◆ What you will do ◆
Set all the material down again unchanged, without the pictures.
================
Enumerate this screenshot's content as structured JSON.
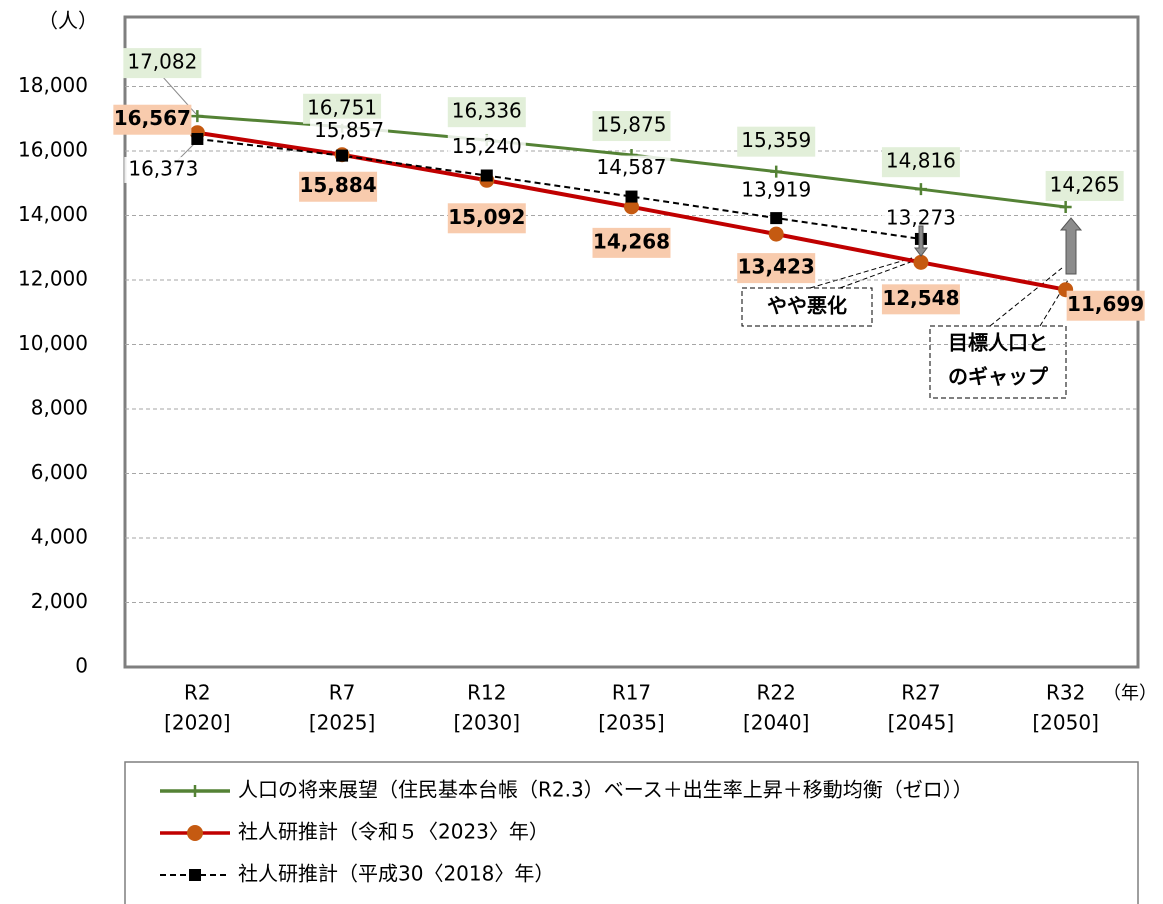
{
  "chart_data": {
    "type": "line",
    "y_label": "（人）",
    "x_label": "（年）",
    "categories": [
      "R2",
      "R7",
      "R12",
      "R17",
      "R22",
      "R27",
      "R32"
    ],
    "category_sublabels": [
      "[2020]",
      "[2025]",
      "[2030]",
      "[2035]",
      "[2040]",
      "[2045]",
      "[2050]"
    ],
    "ylim": [
      0,
      20000
    ],
    "yticks": [
      0,
      {
        "value": 2000,
        "label": "2,000"
      },
      {
        "value": 4000,
        "label": "4,000"
      },
      {
        "value": 6000,
        "label": "6,000"
      },
      {
        "value": 8000,
        "label": "8,000"
      },
      {
        "value": 10000,
        "label": "10,000"
      },
      {
        "value": 12000,
        "label": "12,000"
      },
      {
        "value": 14000,
        "label": "14,000"
      },
      {
        "value": 16000,
        "label": "16,000"
      },
      {
        "value": 18000,
        "label": "18,000"
      }
    ],
    "grid": true,
    "series": [
      {
        "name": "人口の将来展望（住民基本台帳（R2.3）ベース＋出生率上昇＋移動均衡（ゼロ））",
        "color": "#548235",
        "marker": "plus",
        "values": [
          17082,
          16751,
          16336,
          15875,
          15359,
          14816,
          14265
        ],
        "value_labels": [
          "17,082",
          "16,751",
          "16,336",
          "15,875",
          "15,359",
          "14,816",
          "14,265"
        ]
      },
      {
        "name": "社人研推計（令和５〈2023〉年）",
        "color": "#c00000",
        "marker": "circle",
        "marker_color": "#c55a11",
        "values": [
          16567,
          15884,
          15092,
          14268,
          13423,
          12548,
          11699
        ],
        "value_labels": [
          "16,567",
          "15,884",
          "15,092",
          "14,268",
          "13,423",
          "12,548",
          "11,699"
        ]
      },
      {
        "name": "社人研推計（平成30〈2018〉年）",
        "color": "#000000",
        "marker": "square",
        "dashed": true,
        "values": [
          16373,
          15857,
          15240,
          14587,
          13919,
          13273,
          null
        ],
        "value_labels": [
          "16,373",
          "15,857",
          "15,240",
          "14,587",
          "13,919",
          "13,273",
          null
        ]
      }
    ],
    "annotations": [
      [
        "やや悪化"
      ],
      [
        "目標人口と",
        "のギャップ"
      ]
    ]
  }
}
================
◆ Problem solution ◆
Enumerate this screenshot's content as structured JSON.
{
  "chart_data": {
    "type": "line",
    "y_label": "（人）",
    "x_label": "（年）",
    "categories": [
      "R2",
      "R7",
      "R12",
      "R17",
      "R22",
      "R27",
      "R32"
    ],
    "category_sublabels": [
      "[2020]",
      "[2025]",
      "[2030]",
      "[2035]",
      "[2040]",
      "[2045]",
      "[2050]"
    ],
    "ylim": [
      0,
      20000
    ],
    "yticks": [
      0,
      {
        "value": 2000,
        "label": "2,000"
      },
      {
        "value": 4000,
        "label": "4,000"
      },
      {
        "value": 6000,
        "label": "6,000"
      },
      {
        "value": 8000,
        "label": "8,000"
      },
      {
        "value": 10000,
        "label": "10,000"
      },
      {
        "value": 12000,
        "label": "12,000"
      },
      {
        "value": 14000,
        "label": "14,000"
      },
      {
        "value": 16000,
        "label": "16,000"
      },
      {
        "value": 18000,
        "label": "18,000"
      }
    ],
    "grid": true,
    "series": [
      {
        "name": "人口の将来展望（住民基本台帳（R2.3）ベース＋出生率上昇＋移動均衡（ゼロ））",
        "color": "#548235",
        "marker": "plus",
        "values": [
          17082,
          16751,
          16336,
          15875,
          15359,
          14816,
          14265
        ],
        "value_labels": [
          "17,082",
          "16,751",
          "16,336",
          "15,875",
          "15,359",
          "14,816",
          "14,265"
        ]
      },
      {
        "name": "社人研推計（令和５〈2023〉年）",
        "color": "#c00000",
        "marker": "circle",
        "marker_color": "#c55a11",
        "values": [
          16567,
          15884,
          15092,
          14268,
          13423,
          12548,
          11699
        ],
        "value_labels": [
          "16,567",
          "15,884",
          "15,092",
          "14,268",
          "13,423",
          "12,548",
          "11,699"
        ]
      },
      {
        "name": "社人研推計（平成30〈2018〉年）",
        "color": "#000000",
        "marker": "square",
        "dashed": true,
        "values": [
          16373,
          15857,
          15240,
          14587,
          13919,
          13273,
          null
        ],
        "value_labels": [
          "16,373",
          "15,857",
          "15,240",
          "14,587",
          "13,919",
          "13,273",
          null
        ]
      }
    ],
    "annotations": [
      [
        "やや悪化"
      ],
      [
        "目標人口と",
        "のギャップ"
      ]
    ]
  }
}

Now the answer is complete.